Extracts from a graphics dataset

┄┄┄┄┄┄┄┄┄┄┄┄┄┄┄┄┄┄┄┄

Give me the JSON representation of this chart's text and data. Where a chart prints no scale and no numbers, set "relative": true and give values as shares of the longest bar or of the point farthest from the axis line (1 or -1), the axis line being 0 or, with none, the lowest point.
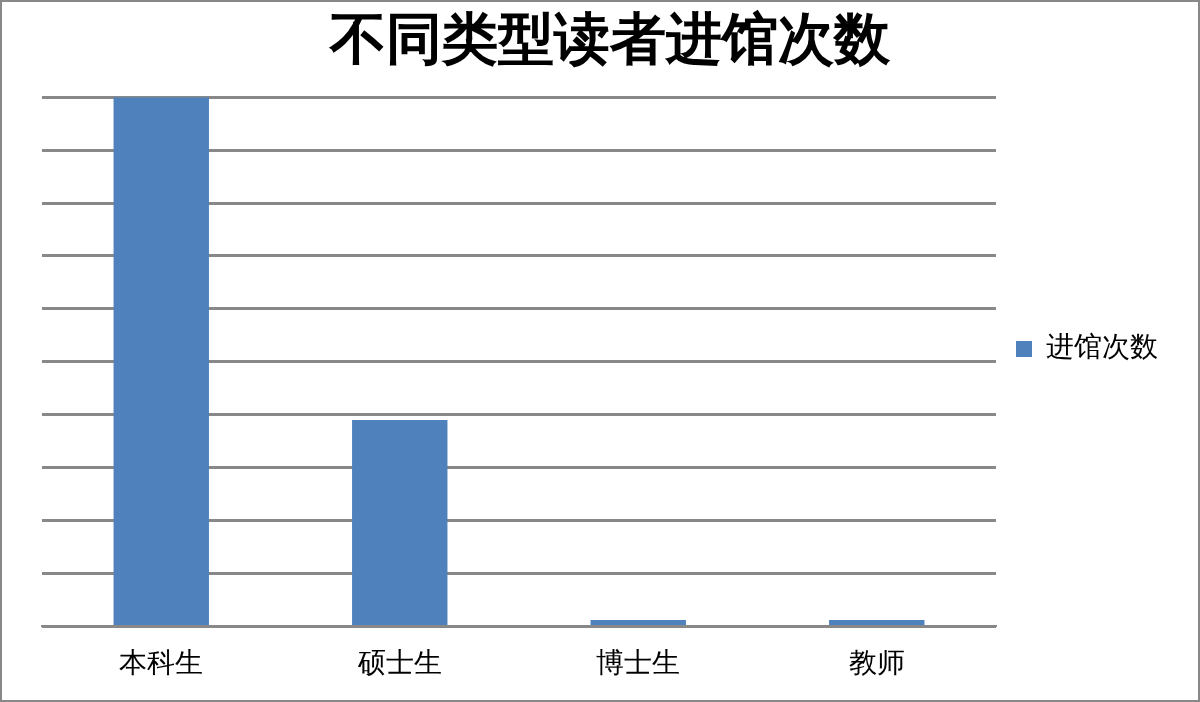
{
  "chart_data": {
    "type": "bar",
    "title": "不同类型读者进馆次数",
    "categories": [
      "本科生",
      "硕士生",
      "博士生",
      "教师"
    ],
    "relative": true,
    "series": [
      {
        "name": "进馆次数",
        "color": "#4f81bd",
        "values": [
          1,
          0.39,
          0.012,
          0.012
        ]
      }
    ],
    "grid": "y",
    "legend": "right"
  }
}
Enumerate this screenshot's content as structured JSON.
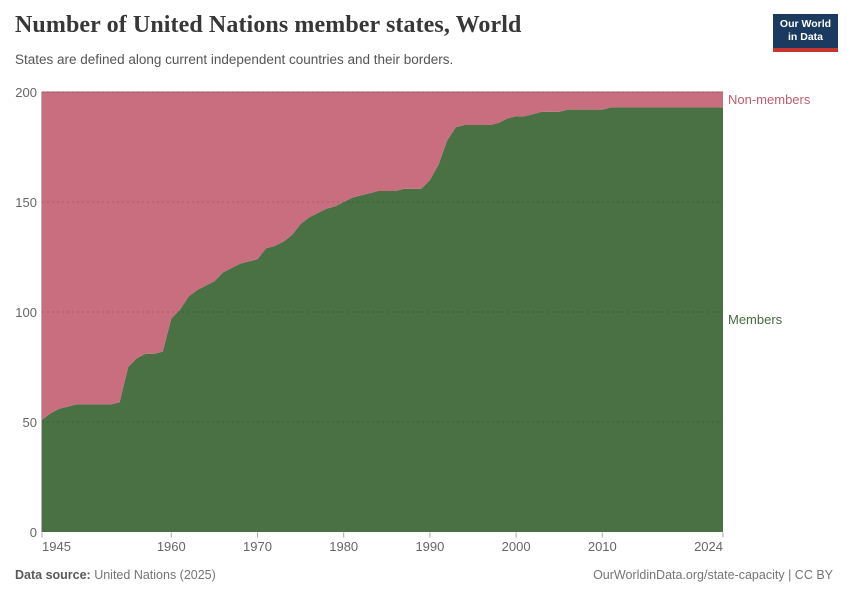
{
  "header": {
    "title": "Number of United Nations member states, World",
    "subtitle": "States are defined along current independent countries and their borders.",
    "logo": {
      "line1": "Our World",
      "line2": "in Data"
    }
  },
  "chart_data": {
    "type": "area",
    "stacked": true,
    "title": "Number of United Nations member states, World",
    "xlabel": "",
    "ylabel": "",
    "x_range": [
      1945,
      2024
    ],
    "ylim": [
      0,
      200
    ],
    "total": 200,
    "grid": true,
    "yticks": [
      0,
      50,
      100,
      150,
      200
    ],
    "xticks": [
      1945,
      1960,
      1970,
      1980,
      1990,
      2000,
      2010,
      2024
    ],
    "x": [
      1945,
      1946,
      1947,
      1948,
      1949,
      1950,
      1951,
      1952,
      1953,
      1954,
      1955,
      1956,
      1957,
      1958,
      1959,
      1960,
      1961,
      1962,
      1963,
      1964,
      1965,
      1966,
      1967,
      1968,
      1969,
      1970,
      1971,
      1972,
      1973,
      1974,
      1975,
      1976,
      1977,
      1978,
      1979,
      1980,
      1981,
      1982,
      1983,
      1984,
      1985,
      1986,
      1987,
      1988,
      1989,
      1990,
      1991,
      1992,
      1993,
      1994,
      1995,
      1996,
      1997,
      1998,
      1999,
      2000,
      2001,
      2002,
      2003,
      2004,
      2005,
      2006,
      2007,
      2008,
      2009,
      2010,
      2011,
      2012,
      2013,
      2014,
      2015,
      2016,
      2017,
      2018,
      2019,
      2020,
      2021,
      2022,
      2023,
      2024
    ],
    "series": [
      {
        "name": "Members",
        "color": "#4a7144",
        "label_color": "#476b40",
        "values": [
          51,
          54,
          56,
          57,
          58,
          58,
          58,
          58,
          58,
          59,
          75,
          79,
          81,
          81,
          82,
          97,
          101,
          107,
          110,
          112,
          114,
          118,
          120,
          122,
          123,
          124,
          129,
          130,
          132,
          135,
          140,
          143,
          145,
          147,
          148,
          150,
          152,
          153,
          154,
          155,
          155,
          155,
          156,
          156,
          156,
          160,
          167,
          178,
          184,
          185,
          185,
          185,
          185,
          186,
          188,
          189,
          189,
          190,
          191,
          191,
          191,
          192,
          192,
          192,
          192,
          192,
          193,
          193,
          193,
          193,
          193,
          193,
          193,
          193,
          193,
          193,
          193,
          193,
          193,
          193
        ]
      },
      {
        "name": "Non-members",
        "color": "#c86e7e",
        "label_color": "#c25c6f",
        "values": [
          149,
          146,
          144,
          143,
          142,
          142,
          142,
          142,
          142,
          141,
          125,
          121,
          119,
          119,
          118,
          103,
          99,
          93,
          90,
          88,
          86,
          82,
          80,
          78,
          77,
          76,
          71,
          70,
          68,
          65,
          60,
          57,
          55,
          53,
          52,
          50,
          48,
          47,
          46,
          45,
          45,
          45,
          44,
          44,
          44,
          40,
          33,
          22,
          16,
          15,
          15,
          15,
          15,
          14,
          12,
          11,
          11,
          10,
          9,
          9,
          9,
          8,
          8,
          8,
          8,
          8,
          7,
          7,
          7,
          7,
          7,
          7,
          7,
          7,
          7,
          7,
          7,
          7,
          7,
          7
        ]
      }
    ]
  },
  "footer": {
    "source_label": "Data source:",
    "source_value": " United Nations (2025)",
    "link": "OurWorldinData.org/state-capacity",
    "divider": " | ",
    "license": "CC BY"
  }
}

┄┄┄┄┄┄┄┄┄┄┄┄┄┄┄┄┄┄┄┄

All the lines above are to be reproduced exactly, except the pictures.

Give me the JSON representation of this chart's text and data. Where a chart prints no scale and no numbers, set "relative": true and give values as shares of the longest bar or of the point farthest from the axis line (1 or -1), the axis line being 0 or, with none, the lowest point.
{
  "chart_data": {
    "type": "bar",
    "title": "不同类型读者进馆次数",
    "categories": [
      "本科生",
      "硕士生",
      "博士生",
      "教师"
    ],
    "relative": true,
    "series": [
      {
        "name": "进馆次数",
        "color": "#4f81bd",
        "values": [
          1,
          0.39,
          0.012,
          0.012
        ]
      }
    ],
    "grid": "y",
    "legend": "right"
  }
}
Enumerate this screenshot's content as structured JSON.
{
  "header": {
    "title": "Number of United Nations member states, World",
    "subtitle": "States are defined along current independent countries and their borders.",
    "logo": {
      "line1": "Our World",
      "line2": "in Data"
    }
  },
  "chart_data": {
    "type": "area",
    "stacked": true,
    "title": "Number of United Nations member states, World",
    "xlabel": "",
    "ylabel": "",
    "x_range": [
      1945,
      2024
    ],
    "ylim": [
      0,
      200
    ],
    "total": 200,
    "grid": true,
    "yticks": [
      0,
      50,
      100,
      150,
      200
    ],
    "xticks": [
      1945,
      1960,
      1970,
      1980,
      1990,
      2000,
      2010,
      2024
    ],
    "x": [
      1945,
      1946,
      1947,
      1948,
      1949,
      1950,
      1951,
      1952,
      1953,
      1954,
      1955,
      1956,
      1957,
      1958,
      1959,
      1960,
      1961,
      1962,
      1963,
      1964,
      1965,
      1966,
      1967,
      1968,
      1969,
      1970,
      1971,
      1972,
      1973,
      1974,
      1975,
      1976,
      1977,
      1978,
      1979,
      1980,
      1981,
      1982,
      1983,
      1984,
      1985,
      1986,
      1987,
      1988,
      1989,
      1990,
      1991,
      1992,
      1993,
      1994,
      1995,
      1996,
      1997,
      1998,
      1999,
      2000,
      2001,
      2002,
      2003,
      2004,
      2005,
      2006,
      2007,
      2008,
      2009,
      2010,
      2011,
      2012,
      2013,
      2014,
      2015,
      2016,
      2017,
      2018,
      2019,
      2020,
      2021,
      2022,
      2023,
      2024
    ],
    "series": [
      {
        "name": "Members",
        "color": "#4a7144",
        "label_color": "#476b40",
        "values": [
          51,
          54,
          56,
          57,
          58,
          58,
          58,
          58,
          58,
          59,
          75,
          79,
          81,
          81,
          82,
          97,
          101,
          107,
          110,
          112,
          114,
          118,
          120,
          122,
          123,
          124,
          129,
          130,
          132,
          135,
          140,
          143,
          145,
          147,
          148,
          150,
          152,
          153,
          154,
          155,
          155,
          155,
          156,
          156,
          156,
          160,
          167,
          178,
          184,
          185,
          185,
          185,
          185,
          186,
          188,
          189,
          189,
          190,
          191,
          191,
          191,
          192,
          192,
          192,
          192,
          192,
          193,
          193,
          193,
          193,
          193,
          193,
          193,
          193,
          193,
          193,
          193,
          193,
          193,
          193
        ]
      },
      {
        "name": "Non-members",
        "color": "#c86e7e",
        "label_color": "#c25c6f",
        "values": [
          149,
          146,
          144,
          143,
          142,
          142,
          142,
          142,
          142,
          141,
          125,
          121,
          119,
          119,
          118,
          103,
          99,
          93,
          90,
          88,
          86,
          82,
          80,
          78,
          77,
          76,
          71,
          70,
          68,
          65,
          60,
          57,
          55,
          53,
          52,
          50,
          48,
          47,
          46,
          45,
          45,
          45,
          44,
          44,
          44,
          40,
          33,
          22,
          16,
          15,
          15,
          15,
          15,
          14,
          12,
          11,
          11,
          10,
          9,
          9,
          9,
          8,
          8,
          8,
          8,
          8,
          7,
          7,
          7,
          7,
          7,
          7,
          7,
          7,
          7,
          7,
          7,
          7,
          7,
          7
        ]
      }
    ]
  },
  "footer": {
    "source_label": "Data source:",
    "source_value": " United Nations (2025)",
    "link": "OurWorldinData.org/state-capacity",
    "divider": " | ",
    "license": "CC BY"
  }
}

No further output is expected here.